This was assessed by measuring the amount of C-peptide in patients’ blood during a four-hour mixed meal tolerance test. Because C-peptide reflects only insulin made by the body and not injected insulin, C-peptide levels reveal how well the pancreas is producing insulin.
Patients treated with golimumab had a higher C-peptide level at week 52 compared to placebo.
“This was statistically significant; thus the study met its primary goal,” Quattrin says.
Quattrin adds that 41.1 percent of participants receiving golimumab had an increase or a less than 5 percent decrease in C-peptide compared to only 10.7 percent in the placebo group.
Nearly 43 percent of those who received golimumab were in partial diabetes remission (also known as the honeymoon phase) versus 7.1 percent of those receiving placebo. The definition of partial remission was based on insulin dose and blood sugar control levels as indicated by hemoglobin A1C, a measurement of average blood sugar levels over three months.
Quattrin explains that a child with Type 1 diabetes requires about 1 unit of insulin per kilogram of body weight per day. That means that a child weighing about 65 pounds typically requires about 30 units of injected insulin per day once they are out of the partial remission period — about 3 to 6 months after diagnosis.
“In this study, both golimumab and placebo groups achieved good blood sugar control, but patients treated with golimumab achieved it with less insulin,” Quattrin says.

#### Your tasks:
#1 Reproduce the golimumab trial passage word for word, starting at "Quattrin adds that" and ending at "months after diagnosis.".
#2 Answer these questions from the golimumab trial passage:
(a) How long did the mixed meal tolerance test last?
(b) What share of participants receiving golimumab were in partial diabetes remission?
(c) About how many units of insulin per kilogram of body weight per day does a child with Type 1 diabetes require?
#3 What comes next in the golimumab trial passage? Write the following part, picking up right after Quattrin's remark that golimumab patients achieved blood sugar control with less insulin.

#### Supplied records:
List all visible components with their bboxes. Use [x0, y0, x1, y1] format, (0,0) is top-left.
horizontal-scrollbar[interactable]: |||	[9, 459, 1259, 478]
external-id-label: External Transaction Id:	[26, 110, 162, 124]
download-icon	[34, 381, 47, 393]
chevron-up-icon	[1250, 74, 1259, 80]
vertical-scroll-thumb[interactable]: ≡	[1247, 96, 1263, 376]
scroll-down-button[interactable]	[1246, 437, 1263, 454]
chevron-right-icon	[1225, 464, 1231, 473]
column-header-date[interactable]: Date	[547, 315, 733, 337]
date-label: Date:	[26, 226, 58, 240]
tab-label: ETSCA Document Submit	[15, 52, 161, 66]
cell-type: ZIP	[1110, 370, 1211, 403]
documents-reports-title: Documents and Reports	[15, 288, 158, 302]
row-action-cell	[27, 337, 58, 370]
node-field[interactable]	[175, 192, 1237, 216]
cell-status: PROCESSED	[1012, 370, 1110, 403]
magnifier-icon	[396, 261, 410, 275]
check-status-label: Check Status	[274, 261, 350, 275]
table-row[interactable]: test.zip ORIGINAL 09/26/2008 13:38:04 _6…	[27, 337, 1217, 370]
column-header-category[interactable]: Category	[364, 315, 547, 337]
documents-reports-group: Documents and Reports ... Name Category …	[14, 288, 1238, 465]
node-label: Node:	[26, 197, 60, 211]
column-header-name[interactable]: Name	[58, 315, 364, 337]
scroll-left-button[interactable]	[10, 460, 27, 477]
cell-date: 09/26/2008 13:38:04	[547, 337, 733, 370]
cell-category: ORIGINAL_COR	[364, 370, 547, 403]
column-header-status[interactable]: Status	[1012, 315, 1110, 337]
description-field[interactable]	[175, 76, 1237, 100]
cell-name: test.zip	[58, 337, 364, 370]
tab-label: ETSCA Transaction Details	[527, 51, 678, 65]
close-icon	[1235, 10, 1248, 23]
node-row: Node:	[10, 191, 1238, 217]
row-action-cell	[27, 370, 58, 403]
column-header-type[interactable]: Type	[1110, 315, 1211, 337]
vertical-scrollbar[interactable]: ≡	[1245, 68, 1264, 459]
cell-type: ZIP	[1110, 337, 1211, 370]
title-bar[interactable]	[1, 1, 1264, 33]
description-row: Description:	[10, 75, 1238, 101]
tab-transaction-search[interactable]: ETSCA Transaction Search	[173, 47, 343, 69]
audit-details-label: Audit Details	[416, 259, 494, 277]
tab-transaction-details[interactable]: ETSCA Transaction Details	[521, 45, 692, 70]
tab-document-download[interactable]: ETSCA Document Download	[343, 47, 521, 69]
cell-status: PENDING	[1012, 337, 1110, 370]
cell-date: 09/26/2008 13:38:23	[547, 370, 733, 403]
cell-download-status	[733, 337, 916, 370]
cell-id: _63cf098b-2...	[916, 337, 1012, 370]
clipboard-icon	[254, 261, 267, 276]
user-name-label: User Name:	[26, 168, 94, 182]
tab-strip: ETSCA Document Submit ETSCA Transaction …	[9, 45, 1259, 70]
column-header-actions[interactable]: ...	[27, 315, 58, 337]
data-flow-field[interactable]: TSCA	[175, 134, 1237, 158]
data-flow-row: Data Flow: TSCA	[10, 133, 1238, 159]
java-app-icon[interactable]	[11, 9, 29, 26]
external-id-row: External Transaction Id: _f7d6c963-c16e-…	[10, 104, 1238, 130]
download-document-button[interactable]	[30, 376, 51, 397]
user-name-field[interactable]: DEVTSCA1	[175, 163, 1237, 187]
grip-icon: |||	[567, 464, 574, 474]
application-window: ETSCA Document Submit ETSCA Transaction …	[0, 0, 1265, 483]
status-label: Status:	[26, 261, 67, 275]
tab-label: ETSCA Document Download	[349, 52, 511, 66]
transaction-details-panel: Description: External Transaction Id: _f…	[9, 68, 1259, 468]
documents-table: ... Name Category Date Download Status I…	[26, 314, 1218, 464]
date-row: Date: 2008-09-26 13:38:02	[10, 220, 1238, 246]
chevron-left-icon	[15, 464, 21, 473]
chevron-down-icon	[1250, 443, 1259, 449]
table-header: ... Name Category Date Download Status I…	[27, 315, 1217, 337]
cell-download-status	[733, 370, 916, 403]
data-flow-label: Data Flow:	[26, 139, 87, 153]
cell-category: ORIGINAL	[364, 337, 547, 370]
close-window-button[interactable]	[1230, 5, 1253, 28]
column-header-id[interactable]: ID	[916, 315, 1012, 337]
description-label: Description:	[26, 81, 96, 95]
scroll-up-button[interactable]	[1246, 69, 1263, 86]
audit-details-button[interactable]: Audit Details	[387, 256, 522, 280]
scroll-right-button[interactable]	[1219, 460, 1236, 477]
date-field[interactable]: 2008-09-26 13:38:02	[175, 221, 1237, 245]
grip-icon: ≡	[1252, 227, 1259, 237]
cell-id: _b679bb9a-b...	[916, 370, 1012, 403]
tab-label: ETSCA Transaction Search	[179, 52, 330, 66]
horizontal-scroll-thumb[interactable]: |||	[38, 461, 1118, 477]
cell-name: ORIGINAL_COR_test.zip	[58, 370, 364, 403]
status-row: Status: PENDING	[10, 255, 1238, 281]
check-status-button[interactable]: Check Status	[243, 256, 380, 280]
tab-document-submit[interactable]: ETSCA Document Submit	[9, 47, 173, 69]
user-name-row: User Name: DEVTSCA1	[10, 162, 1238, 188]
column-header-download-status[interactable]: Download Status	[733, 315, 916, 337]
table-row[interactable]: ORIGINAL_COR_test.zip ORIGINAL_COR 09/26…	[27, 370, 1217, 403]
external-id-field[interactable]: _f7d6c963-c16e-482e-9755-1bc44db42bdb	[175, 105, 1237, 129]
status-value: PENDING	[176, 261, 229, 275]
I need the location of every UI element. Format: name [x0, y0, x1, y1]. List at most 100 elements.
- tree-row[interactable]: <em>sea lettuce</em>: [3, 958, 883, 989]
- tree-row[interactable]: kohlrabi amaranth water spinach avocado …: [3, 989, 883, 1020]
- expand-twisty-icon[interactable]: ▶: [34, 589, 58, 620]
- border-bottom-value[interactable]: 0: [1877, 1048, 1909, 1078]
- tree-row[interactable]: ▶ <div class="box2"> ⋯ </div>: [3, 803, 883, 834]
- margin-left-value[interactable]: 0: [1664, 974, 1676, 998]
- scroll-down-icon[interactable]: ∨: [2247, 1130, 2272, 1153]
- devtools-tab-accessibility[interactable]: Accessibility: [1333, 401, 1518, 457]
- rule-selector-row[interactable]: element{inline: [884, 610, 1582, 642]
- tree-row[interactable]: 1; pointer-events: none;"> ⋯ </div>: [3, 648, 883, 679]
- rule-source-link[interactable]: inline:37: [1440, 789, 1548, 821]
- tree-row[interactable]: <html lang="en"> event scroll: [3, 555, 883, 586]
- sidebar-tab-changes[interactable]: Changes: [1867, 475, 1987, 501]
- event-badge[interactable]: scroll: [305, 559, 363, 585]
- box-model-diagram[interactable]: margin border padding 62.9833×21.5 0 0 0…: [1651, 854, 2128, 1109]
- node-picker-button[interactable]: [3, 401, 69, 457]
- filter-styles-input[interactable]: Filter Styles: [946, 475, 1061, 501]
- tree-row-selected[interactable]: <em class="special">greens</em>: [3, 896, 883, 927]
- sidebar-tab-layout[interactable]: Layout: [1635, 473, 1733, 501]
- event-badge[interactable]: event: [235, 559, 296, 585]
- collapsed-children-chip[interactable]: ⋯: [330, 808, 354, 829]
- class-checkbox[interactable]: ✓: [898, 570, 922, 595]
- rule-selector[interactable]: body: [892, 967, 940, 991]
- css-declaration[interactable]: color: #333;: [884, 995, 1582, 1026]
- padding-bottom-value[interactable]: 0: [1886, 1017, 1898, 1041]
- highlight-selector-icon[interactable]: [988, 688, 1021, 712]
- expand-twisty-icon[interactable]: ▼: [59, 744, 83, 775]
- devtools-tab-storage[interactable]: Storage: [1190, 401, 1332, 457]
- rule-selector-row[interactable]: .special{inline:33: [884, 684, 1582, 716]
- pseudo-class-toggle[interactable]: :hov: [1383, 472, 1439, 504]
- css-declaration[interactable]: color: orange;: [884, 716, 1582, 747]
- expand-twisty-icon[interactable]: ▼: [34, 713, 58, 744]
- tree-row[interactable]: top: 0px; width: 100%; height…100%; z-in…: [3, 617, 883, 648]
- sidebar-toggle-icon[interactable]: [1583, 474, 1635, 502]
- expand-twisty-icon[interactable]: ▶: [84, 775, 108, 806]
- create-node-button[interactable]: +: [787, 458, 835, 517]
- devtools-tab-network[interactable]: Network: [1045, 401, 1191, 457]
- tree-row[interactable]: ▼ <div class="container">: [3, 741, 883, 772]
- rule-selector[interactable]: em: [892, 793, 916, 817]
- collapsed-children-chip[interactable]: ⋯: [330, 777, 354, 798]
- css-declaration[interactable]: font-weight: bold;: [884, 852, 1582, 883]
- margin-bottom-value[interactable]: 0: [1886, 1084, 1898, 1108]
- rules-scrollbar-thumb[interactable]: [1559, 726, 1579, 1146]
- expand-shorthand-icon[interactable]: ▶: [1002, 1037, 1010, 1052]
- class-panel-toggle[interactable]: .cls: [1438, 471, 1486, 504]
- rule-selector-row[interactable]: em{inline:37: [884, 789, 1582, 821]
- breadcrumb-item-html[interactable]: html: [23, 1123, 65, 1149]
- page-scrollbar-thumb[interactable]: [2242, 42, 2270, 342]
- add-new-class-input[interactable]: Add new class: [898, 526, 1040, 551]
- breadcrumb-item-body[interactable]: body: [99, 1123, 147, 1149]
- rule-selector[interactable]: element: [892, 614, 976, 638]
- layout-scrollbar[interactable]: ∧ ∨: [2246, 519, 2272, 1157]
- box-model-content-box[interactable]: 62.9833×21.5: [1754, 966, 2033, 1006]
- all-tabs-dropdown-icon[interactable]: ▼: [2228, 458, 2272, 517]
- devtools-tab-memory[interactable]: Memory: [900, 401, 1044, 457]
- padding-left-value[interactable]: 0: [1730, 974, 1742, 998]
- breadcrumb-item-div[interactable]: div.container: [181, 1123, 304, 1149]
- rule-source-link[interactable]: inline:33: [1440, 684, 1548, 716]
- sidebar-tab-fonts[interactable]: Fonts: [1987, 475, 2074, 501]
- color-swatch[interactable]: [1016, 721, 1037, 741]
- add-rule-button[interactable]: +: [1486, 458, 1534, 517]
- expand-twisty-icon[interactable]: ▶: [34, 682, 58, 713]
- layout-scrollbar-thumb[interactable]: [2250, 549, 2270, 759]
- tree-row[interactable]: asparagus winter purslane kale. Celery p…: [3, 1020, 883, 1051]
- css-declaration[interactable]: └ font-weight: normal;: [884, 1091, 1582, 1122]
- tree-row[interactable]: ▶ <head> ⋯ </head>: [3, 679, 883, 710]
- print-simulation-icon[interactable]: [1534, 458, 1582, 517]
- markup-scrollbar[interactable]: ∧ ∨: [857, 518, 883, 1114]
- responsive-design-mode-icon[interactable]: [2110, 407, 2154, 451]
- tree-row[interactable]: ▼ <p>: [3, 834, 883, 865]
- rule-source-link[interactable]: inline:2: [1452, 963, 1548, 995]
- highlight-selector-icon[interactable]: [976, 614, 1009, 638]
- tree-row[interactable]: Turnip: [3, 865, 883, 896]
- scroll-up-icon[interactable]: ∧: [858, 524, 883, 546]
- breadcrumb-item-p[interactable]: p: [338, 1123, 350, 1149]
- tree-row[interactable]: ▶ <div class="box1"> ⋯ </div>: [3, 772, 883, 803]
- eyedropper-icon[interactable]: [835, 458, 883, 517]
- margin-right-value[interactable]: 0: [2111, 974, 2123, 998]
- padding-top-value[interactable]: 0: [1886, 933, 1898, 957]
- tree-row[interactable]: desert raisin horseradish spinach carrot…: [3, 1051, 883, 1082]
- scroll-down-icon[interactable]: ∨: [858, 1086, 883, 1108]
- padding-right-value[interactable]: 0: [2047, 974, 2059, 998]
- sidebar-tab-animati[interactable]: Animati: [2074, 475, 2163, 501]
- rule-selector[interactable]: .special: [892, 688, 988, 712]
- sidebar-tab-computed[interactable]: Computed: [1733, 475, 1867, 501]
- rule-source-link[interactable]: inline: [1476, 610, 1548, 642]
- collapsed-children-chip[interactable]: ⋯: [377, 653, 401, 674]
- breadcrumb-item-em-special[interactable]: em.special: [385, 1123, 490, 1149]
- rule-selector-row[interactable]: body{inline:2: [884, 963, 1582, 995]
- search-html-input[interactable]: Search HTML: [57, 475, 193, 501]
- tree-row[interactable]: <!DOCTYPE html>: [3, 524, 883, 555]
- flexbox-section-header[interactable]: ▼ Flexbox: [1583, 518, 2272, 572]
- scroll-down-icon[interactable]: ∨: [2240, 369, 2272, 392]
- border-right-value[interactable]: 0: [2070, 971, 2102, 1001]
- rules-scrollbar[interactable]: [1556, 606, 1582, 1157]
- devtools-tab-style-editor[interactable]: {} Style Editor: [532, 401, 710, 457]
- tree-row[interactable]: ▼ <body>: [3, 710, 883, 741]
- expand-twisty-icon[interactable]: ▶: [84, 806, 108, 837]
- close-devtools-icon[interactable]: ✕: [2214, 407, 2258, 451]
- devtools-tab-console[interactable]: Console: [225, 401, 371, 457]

#### List of answers:
#1
Quattrin adds that 41.1 percent of participants receiving golimumab had an increase or a less than 5 percent decrease in C-peptide compared to only 10.7 percent in the placebo group.
Nearly 43 percent of those who received golimumab were in partial diabetes remission (also known as the honeymoon phase) versus 7.1 percent of those receiving placebo. The definition of partial remission was based on insulin dose and blood sugar control levels as indicated by hemoglobin A1C, a measurement of average blood sugar levels over three months.
Quattrin explains that a child with Type 1 diabetes requires about 1 unit of insulin per kilogram of body weight per day. That means that a child weighing about 65 pounds typically requires about 30 units of injected insulin per day once they are out of the partial remission period — about 3 to 6 months after diagnosis.

#2
(a) Four hours.
(b) Nearly 43 percent.
(c) About 1 unit.

#3
During the 52 weeks, insulin dose increased only slightly for those on golimumab — 0.07 units per kilogram per day — versus 0.24 units per kilogram per day for those on placebo study.
In a post-hoc analysis — an analysis conducted after the conclusion of the clinical trial — those younger than 18 years had 36 percent fewer episodes where blood sugar was less than 54 mg per deciliter, designated by the ADA as level 2 hypoglycemia.
This is important clinically because low blood sugar reactions are dangerous and can even be fatal if untreated. Low blood sugar levels also require immediate attention, often causing the child to be removed from classroom or recreation activities, compromising quality of life.
The drug is self-administered as a subcutaneous injection every two weeks. No serious side effects related to the study drug — such as serious infections — were reported.
The randomized, controlled clinical trial was conducted at 27 centers throughout the U.S., including at the Diabetes Center at UBMD Pediatrics and Oishei Children’s Hospital in Buffalo. It involved 84 patients, ages 6 to 21 years, with two-thirds receiving golimumab and one-third receiving placebo starting within 100 days from diagnosis.
Throughout three decades as a leading researcher in pediatric endocrinology, Quattrin has been interested in finding ways to extend the remission, or honeymoon period, to preserve the ability of recently diagnosed Type 1 diabetes patients to continue to make insulin on their own.
The current study took place on the basis of positive findings in animal models, as well as Quattrin’s work with patients treated at the Diabetes Center at UBMD Pediatrics and Oishei Children’s Hospital. It confirms results published by her team in 2009 where in a randomized pilot study 10 patients received another TNF inhibitor and eight received placebo starting within 28 days from diagnosis.
The results of this small proof-of-concept study strongly suggested that this class of drugs might be able to preserve beta-cell function in newly diagnosed patients with Type 1 diabetes.
They were supported by the pediatric diabetes-endocrinology research team at the Diabetes Center at UBMD Pediatrics and Oishei Children’s Hospital, led by Amanda House.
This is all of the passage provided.